▶ **GIVEN REQUEST**
The answer is a single number: how many lines hold the string "Riminal".

▶ **RECORDS SHOWN**
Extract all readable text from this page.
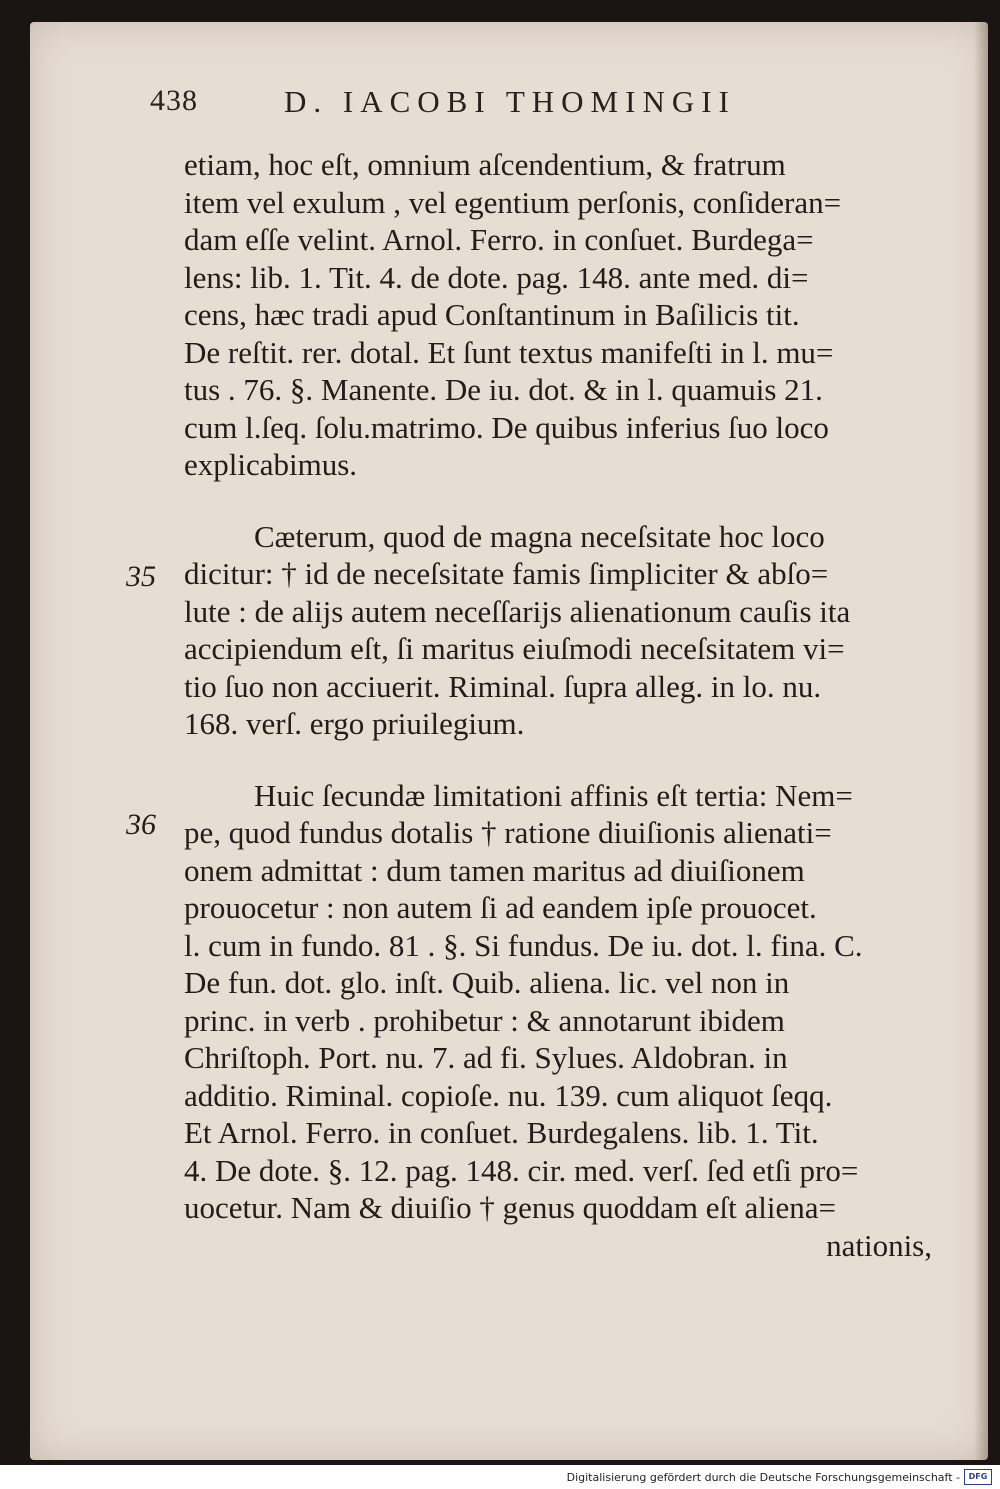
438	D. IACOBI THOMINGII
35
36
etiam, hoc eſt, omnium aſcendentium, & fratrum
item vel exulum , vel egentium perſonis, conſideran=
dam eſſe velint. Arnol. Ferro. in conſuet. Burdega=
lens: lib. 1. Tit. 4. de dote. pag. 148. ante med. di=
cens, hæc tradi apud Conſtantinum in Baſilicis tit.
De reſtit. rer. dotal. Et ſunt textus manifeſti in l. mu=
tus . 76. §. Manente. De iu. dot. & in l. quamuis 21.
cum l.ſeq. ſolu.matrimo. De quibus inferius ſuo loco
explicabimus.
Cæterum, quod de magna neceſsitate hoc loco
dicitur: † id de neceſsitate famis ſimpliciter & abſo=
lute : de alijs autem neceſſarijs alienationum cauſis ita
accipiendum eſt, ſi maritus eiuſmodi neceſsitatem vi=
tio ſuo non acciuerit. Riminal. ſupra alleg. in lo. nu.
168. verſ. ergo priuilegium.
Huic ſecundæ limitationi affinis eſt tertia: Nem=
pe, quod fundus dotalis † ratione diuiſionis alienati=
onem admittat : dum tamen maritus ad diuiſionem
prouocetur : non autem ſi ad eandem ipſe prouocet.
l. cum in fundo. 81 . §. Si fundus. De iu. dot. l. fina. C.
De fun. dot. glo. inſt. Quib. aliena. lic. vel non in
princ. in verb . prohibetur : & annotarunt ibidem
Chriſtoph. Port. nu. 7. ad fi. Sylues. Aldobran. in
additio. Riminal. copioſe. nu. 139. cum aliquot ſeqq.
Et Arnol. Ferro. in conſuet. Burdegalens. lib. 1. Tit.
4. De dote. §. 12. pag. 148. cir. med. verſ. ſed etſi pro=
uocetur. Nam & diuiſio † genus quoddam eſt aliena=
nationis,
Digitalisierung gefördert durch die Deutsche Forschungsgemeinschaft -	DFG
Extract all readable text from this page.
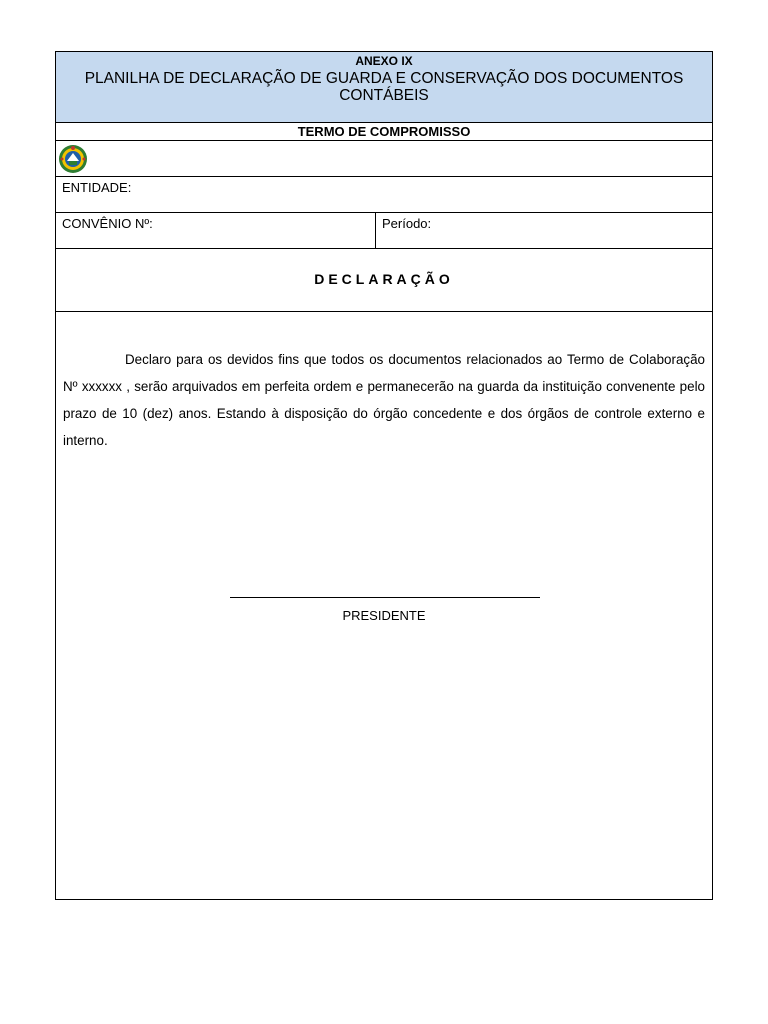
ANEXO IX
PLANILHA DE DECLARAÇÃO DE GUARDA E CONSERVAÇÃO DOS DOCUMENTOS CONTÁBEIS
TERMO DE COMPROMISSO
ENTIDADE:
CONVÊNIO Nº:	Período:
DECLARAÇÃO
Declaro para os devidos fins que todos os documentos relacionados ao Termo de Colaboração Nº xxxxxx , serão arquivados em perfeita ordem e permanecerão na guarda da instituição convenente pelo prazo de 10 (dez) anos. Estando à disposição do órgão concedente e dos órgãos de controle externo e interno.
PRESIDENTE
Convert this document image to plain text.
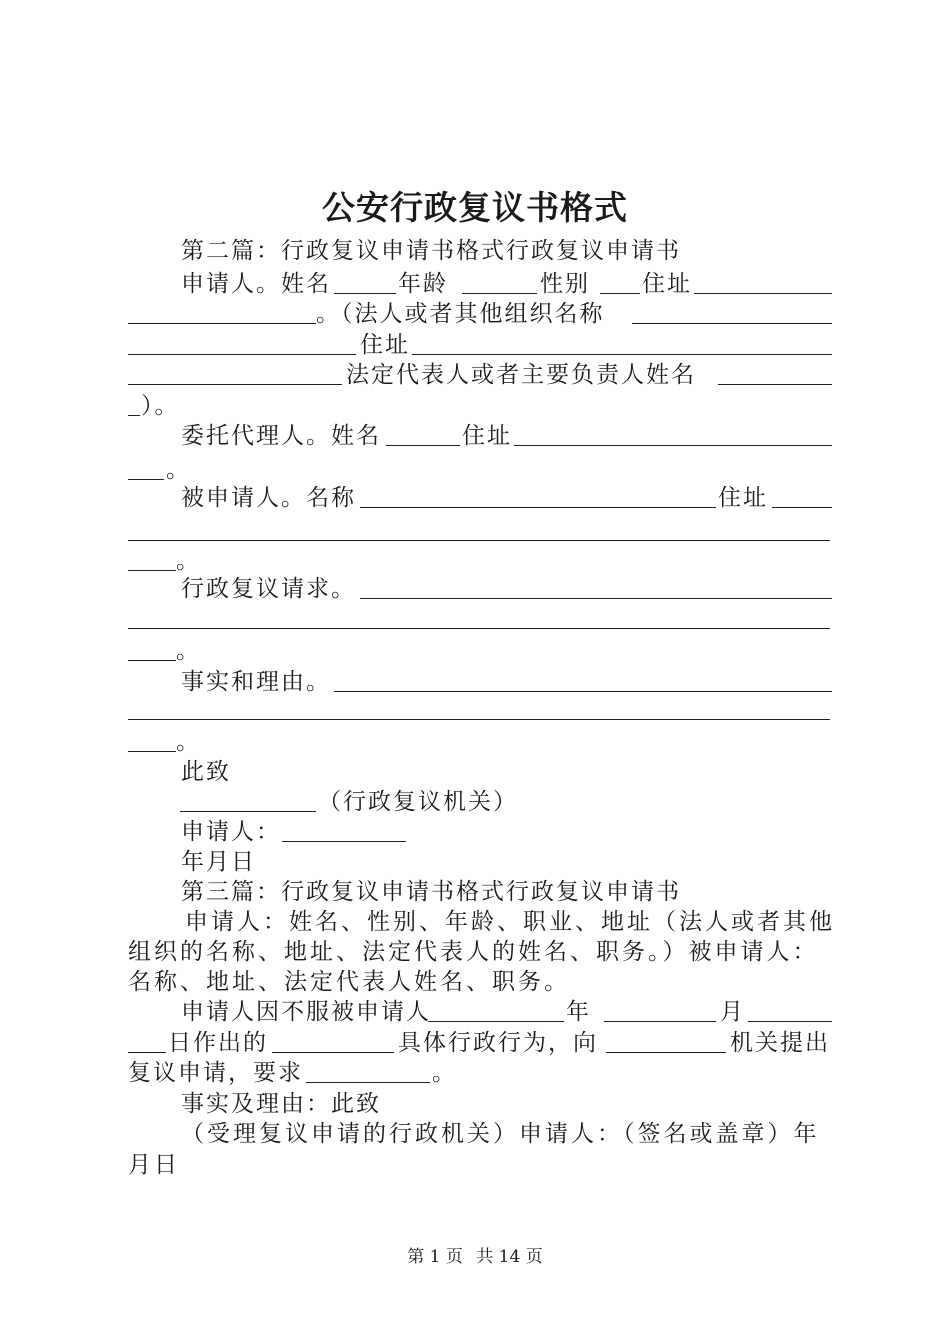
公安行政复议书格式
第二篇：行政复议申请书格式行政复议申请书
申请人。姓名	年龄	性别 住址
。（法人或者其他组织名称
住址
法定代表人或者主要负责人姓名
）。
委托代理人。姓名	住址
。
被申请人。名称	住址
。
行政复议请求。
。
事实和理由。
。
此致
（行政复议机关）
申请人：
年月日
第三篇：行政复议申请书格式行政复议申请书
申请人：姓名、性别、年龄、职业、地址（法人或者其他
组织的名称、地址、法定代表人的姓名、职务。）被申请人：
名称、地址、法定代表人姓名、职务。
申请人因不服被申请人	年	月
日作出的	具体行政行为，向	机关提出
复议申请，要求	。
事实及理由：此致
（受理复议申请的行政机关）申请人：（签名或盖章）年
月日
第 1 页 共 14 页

▶ **RESULT OF THIS TASK**
2